>> BEGIN

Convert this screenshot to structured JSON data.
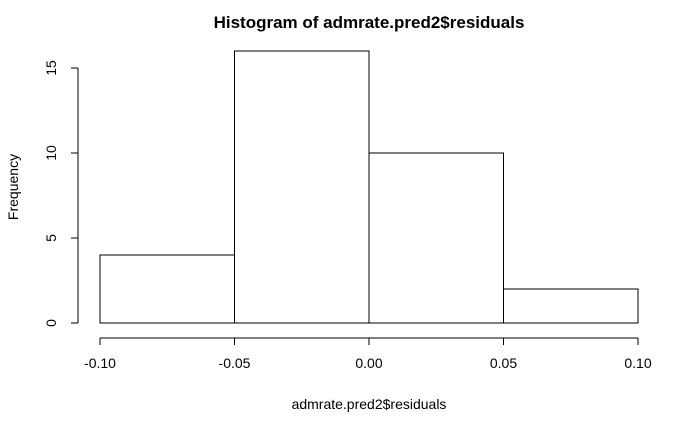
{
  "chart_data": {
    "type": "bar",
    "title": "Histogram of admrate.pred2$residuals",
    "xlabel": "admrate.pred2$residuals",
    "ylabel": "Frequency",
    "bins": [
      {
        "x0": -0.1,
        "x1": -0.05,
        "count": 4
      },
      {
        "x0": -0.05,
        "x1": 0.0,
        "count": 16
      },
      {
        "x0": 0.0,
        "x1": 0.05,
        "count": 10
      },
      {
        "x0": 0.05,
        "x1": 0.1,
        "count": 2
      }
    ],
    "xlim": [
      -0.1,
      0.1
    ],
    "ylim": [
      0,
      16
    ],
    "x_ticks": [
      -0.1,
      -0.05,
      0.0,
      0.05,
      0.1
    ],
    "x_tick_labels": [
      "-0.10",
      "-0.05",
      "0.00",
      "0.05",
      "0.10"
    ],
    "y_ticks": [
      0,
      5,
      10,
      15
    ],
    "y_tick_labels": [
      "0",
      "5",
      "10",
      "15"
    ],
    "grid": false,
    "bar_fill": "#ffffff",
    "bar_stroke": "#000000"
  }
}
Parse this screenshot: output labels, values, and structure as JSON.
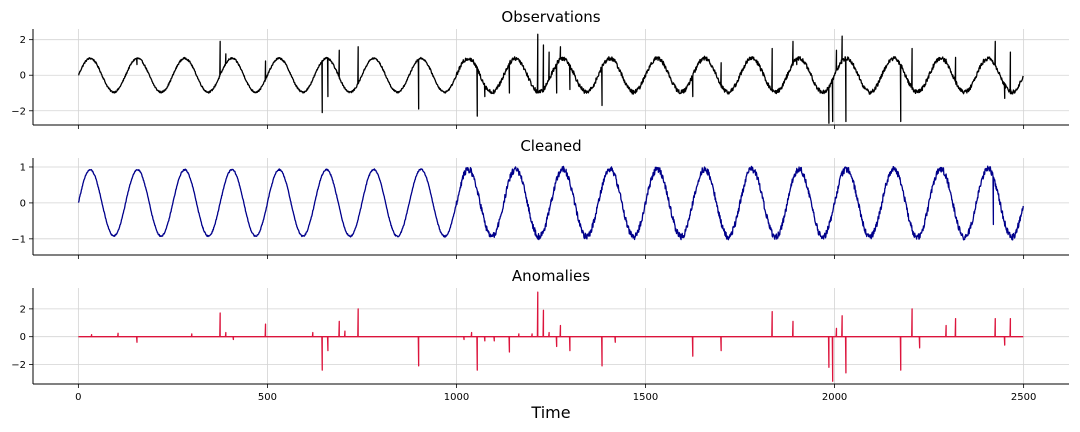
{
  "chart_data": {
    "type": "line",
    "xlabel": "Time",
    "xlim": [
      -120,
      2620
    ],
    "x_ticks": [
      0,
      500,
      1000,
      1500,
      2000,
      2500
    ],
    "grid": true,
    "n_points": 2500,
    "panels": [
      {
        "title": "Observations",
        "ylim": [
          -2.8,
          2.6
        ],
        "y_ticks": [
          2,
          0,
          -2
        ],
        "series": {
          "color": "#000000",
          "base": {
            "amplitude_early": 0.95,
            "amplitude_late": 0.95,
            "period": 125,
            "noise_early": 0.05,
            "noise_late": 0.12
          },
          "spikes": [
            [
              155,
              0.6
            ],
            [
              375,
              1.9
            ],
            [
              390,
              1.2
            ],
            [
              495,
              0.8
            ],
            [
              645,
              -2.1
            ],
            [
              660,
              -1.2
            ],
            [
              690,
              1.4
            ],
            [
              740,
              1.6
            ],
            [
              900,
              -1.9
            ],
            [
              1055,
              -2.3
            ],
            [
              1075,
              -1.2
            ],
            [
              1140,
              -1.0
            ],
            [
              1215,
              2.3
            ],
            [
              1230,
              1.7
            ],
            [
              1245,
              1.3
            ],
            [
              1265,
              -1.0
            ],
            [
              1275,
              1.6
            ],
            [
              1300,
              -0.8
            ],
            [
              1385,
              -1.7
            ],
            [
              1625,
              -1.2
            ],
            [
              1700,
              0.7
            ],
            [
              1835,
              1.5
            ],
            [
              1890,
              1.9
            ],
            [
              1900,
              0.6
            ],
            [
              1985,
              -2.7
            ],
            [
              1995,
              -2.6
            ],
            [
              2005,
              1.4
            ],
            [
              2020,
              2.2
            ],
            [
              2030,
              -2.6
            ],
            [
              2175,
              -2.6
            ],
            [
              2205,
              1.5
            ],
            [
              2225,
              -0.8
            ],
            [
              2295,
              0.9
            ],
            [
              2320,
              1.0
            ],
            [
              2425,
              1.9
            ],
            [
              2450,
              -1.3
            ],
            [
              2465,
              1.3
            ]
          ]
        }
      },
      {
        "title": "Cleaned",
        "ylim": [
          -1.45,
          1.25
        ],
        "y_ticks": [
          1,
          0,
          -1
        ],
        "series": {
          "color": "#00008b",
          "base": {
            "amplitude_early": 0.92,
            "amplitude_late": 0.95,
            "period": 125,
            "noise_early": 0.02,
            "noise_late": 0.09
          },
          "spikes": [
            [
              2420,
              -0.6
            ],
            [
              2490,
              -0.4
            ]
          ]
        }
      },
      {
        "title": "Anomalies",
        "ylim": [
          -3.4,
          3.5
        ],
        "y_ticks": [
          2,
          0,
          -2
        ],
        "series": {
          "color": "#dc143c",
          "base": {
            "amplitude_early": 0,
            "amplitude_late": 0,
            "period": 125,
            "noise_early": 0,
            "noise_late": 0
          },
          "spikes": [
            [
              35,
              0.15
            ],
            [
              105,
              0.25
            ],
            [
              155,
              -0.4
            ],
            [
              300,
              0.2
            ],
            [
              375,
              1.7
            ],
            [
              390,
              0.3
            ],
            [
              410,
              -0.2
            ],
            [
              495,
              0.9
            ],
            [
              620,
              0.3
            ],
            [
              645,
              -2.4
            ],
            [
              660,
              -1.0
            ],
            [
              690,
              1.1
            ],
            [
              705,
              0.4
            ],
            [
              740,
              2.0
            ],
            [
              900,
              -2.1
            ],
            [
              1020,
              -0.2
            ],
            [
              1040,
              0.3
            ],
            [
              1055,
              -2.4
            ],
            [
              1075,
              -0.3
            ],
            [
              1100,
              -0.3
            ],
            [
              1140,
              -1.1
            ],
            [
              1165,
              0.2
            ],
            [
              1200,
              0.2
            ],
            [
              1215,
              3.2
            ],
            [
              1230,
              1.9
            ],
            [
              1245,
              0.3
            ],
            [
              1265,
              -0.7
            ],
            [
              1275,
              0.8
            ],
            [
              1300,
              -1.0
            ],
            [
              1385,
              -2.1
            ],
            [
              1420,
              -0.4
            ],
            [
              1625,
              -1.4
            ],
            [
              1700,
              -1.0
            ],
            [
              1835,
              1.8
            ],
            [
              1890,
              1.1
            ],
            [
              1985,
              -2.2
            ],
            [
              1995,
              -3.2
            ],
            [
              2005,
              0.6
            ],
            [
              2020,
              1.5
            ],
            [
              2030,
              -2.6
            ],
            [
              2175,
              -2.4
            ],
            [
              2205,
              2.0
            ],
            [
              2225,
              -0.8
            ],
            [
              2295,
              0.8
            ],
            [
              2320,
              1.3
            ],
            [
              2425,
              1.3
            ],
            [
              2450,
              -0.6
            ],
            [
              2465,
              1.3
            ]
          ]
        }
      }
    ]
  }
}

>> END

Copy, from the material above, each line in which the string "admrate" occurs.

    "title": "Histogram of admrate.pred2$residuals",
    "xlabel": "admrate.pred2$residuals",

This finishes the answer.